··· ENTRIES PROVIDED

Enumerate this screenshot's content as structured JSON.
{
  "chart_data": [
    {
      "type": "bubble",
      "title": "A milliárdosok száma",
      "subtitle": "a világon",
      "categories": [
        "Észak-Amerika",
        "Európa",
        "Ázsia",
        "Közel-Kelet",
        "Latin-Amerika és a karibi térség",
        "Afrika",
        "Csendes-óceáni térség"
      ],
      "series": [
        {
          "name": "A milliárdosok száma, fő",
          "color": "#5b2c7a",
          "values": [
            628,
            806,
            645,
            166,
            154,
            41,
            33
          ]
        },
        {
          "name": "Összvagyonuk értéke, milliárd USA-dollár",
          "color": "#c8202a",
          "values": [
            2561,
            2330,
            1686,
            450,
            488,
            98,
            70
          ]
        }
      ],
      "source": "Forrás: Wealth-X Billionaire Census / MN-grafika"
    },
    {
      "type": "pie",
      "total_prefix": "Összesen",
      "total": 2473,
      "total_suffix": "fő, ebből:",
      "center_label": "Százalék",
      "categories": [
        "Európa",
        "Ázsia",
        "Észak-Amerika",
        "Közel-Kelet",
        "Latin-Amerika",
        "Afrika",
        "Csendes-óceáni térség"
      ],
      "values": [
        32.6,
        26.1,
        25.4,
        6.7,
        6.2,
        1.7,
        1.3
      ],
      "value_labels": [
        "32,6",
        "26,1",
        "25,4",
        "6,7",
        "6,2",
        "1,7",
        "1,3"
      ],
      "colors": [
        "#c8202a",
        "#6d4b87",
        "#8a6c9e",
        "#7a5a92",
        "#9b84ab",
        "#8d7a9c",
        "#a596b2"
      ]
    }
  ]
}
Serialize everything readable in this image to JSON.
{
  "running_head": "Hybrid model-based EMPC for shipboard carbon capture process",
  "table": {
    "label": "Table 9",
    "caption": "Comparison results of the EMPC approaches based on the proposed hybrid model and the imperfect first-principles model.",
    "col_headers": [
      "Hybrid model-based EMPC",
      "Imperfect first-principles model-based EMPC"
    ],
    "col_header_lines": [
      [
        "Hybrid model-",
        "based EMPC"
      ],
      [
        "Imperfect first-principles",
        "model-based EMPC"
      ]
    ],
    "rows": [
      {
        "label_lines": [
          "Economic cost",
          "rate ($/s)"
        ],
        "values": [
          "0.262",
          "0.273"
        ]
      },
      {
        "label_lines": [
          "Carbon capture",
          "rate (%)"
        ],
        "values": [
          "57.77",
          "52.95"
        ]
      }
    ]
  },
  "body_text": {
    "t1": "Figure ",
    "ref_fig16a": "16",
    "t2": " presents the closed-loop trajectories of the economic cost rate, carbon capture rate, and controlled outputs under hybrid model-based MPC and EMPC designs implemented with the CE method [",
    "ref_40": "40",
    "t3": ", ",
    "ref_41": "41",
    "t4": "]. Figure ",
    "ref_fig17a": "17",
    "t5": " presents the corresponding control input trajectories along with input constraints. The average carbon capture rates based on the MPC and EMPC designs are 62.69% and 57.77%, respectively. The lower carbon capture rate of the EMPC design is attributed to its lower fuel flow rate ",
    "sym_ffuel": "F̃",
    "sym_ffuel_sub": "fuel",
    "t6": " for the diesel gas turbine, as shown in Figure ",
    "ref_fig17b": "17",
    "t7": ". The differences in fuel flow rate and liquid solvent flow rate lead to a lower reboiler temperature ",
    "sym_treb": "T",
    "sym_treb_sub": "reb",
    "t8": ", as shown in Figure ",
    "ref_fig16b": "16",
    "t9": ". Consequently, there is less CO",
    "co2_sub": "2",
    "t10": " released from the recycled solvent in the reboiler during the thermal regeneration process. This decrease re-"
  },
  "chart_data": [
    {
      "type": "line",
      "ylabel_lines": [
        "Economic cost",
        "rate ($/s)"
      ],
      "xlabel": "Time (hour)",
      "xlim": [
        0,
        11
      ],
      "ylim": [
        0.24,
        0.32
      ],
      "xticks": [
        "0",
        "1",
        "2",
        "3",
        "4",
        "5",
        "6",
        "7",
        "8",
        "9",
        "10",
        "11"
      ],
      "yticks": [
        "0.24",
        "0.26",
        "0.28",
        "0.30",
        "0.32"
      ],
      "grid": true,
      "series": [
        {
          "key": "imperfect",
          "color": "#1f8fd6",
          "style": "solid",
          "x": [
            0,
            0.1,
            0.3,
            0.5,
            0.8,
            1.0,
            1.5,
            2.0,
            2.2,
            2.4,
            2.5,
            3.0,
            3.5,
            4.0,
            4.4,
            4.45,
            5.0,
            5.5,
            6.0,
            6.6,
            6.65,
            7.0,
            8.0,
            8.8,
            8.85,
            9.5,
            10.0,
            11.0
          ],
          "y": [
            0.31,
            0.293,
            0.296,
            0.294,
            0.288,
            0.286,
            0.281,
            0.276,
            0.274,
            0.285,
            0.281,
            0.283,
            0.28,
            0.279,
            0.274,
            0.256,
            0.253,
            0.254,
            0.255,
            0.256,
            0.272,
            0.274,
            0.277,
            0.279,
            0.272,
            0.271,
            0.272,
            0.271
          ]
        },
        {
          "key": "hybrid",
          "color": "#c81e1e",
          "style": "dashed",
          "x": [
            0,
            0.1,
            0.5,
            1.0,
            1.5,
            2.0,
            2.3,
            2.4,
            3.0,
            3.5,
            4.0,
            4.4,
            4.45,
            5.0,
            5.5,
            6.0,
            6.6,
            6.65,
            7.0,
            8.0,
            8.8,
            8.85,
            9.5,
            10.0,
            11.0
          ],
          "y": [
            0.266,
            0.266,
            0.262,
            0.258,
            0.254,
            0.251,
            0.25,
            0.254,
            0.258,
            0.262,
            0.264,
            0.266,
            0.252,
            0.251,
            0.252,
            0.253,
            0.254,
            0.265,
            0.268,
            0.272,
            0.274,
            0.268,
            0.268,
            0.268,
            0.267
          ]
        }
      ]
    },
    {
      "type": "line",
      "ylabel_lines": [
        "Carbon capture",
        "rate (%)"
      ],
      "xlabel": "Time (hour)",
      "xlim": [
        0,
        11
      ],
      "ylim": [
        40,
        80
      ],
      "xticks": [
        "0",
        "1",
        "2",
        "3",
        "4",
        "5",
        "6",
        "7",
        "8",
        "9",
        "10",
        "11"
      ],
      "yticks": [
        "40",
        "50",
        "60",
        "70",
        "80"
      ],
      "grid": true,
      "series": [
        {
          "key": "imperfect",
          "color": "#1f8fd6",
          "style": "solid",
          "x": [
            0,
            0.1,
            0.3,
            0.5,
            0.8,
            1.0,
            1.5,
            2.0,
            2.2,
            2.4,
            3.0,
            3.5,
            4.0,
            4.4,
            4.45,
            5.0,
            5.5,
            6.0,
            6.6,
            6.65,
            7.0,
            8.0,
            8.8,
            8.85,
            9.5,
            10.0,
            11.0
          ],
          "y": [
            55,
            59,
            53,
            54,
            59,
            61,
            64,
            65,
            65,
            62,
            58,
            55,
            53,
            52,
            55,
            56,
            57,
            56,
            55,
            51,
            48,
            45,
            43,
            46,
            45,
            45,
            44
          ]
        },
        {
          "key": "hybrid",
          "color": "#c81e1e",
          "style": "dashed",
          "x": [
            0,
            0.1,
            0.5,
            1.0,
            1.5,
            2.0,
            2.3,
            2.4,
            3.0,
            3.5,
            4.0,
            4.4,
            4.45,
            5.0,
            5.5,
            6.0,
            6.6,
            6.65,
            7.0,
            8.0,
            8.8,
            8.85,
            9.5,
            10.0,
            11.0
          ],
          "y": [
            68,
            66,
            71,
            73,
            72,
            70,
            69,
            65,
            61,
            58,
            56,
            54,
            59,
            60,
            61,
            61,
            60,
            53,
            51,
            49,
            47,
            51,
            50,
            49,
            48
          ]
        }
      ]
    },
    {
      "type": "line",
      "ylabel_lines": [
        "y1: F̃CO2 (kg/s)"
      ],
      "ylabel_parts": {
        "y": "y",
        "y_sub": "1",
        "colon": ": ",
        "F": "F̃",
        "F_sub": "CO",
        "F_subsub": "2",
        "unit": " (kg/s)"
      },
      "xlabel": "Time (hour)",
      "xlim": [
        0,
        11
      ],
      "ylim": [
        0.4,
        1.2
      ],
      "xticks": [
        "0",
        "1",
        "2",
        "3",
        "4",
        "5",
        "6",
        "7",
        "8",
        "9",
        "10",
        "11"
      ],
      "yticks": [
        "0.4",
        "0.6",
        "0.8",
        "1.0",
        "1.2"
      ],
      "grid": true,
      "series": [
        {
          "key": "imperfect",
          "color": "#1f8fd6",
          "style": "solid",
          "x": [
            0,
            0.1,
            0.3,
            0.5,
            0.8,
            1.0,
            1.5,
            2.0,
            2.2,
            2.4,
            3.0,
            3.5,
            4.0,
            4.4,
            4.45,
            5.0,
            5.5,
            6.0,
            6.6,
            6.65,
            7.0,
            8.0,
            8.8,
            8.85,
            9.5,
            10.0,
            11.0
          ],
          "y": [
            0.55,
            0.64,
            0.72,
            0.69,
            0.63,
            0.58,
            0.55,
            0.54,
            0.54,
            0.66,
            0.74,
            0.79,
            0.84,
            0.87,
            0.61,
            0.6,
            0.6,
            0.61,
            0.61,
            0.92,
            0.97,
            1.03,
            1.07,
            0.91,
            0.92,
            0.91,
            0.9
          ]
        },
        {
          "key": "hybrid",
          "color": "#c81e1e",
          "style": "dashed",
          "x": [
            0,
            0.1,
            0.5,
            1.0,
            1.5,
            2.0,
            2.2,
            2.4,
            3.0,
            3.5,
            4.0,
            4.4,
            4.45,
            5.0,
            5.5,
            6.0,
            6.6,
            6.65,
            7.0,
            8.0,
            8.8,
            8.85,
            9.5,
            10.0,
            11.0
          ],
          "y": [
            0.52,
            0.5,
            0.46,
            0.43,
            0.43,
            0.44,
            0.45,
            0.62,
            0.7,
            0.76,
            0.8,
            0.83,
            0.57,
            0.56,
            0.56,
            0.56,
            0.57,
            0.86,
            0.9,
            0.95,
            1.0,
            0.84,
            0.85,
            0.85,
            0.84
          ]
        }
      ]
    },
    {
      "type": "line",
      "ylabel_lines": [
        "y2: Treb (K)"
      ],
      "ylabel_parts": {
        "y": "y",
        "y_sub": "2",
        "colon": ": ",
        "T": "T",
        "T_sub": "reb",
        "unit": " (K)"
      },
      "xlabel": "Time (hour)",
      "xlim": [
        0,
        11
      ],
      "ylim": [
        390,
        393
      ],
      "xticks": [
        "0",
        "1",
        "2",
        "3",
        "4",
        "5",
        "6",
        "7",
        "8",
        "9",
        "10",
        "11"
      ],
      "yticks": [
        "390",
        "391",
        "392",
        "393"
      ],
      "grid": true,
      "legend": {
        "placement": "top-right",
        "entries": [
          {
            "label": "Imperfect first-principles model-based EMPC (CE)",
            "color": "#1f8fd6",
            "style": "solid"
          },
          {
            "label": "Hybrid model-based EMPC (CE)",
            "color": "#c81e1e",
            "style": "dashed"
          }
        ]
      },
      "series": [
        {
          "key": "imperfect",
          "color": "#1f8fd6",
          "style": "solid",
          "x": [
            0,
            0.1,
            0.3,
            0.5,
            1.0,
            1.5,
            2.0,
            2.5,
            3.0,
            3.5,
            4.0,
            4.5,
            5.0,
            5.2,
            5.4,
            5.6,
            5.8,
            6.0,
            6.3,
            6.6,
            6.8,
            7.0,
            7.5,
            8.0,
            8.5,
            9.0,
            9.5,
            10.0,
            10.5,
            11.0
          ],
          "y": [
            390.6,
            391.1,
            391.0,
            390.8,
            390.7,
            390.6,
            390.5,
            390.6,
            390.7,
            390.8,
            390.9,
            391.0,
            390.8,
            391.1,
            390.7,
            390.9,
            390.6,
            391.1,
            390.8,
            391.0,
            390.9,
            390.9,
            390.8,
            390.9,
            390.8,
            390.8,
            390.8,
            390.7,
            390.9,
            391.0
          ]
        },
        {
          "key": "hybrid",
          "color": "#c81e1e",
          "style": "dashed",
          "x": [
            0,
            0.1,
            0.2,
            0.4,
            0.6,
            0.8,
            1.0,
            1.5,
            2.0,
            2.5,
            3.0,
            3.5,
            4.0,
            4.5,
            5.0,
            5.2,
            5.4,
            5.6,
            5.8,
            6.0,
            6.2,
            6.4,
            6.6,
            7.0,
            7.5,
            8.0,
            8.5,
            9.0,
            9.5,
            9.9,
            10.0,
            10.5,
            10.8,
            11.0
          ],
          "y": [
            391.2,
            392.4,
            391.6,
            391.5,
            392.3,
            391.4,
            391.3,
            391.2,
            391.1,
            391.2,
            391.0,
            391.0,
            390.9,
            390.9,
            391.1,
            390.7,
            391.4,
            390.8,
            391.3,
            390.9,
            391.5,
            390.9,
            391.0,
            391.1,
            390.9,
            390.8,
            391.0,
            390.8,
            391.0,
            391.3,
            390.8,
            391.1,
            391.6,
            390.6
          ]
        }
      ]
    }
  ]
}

······

* _WHAT YOU ARE ASKED TO DO_
Find each line that has the word "Latin", then copy it out.

* _RESULT OF THE TASK_
        "Latin-Amerika és a karibi térség",
        "Latin-Amerika",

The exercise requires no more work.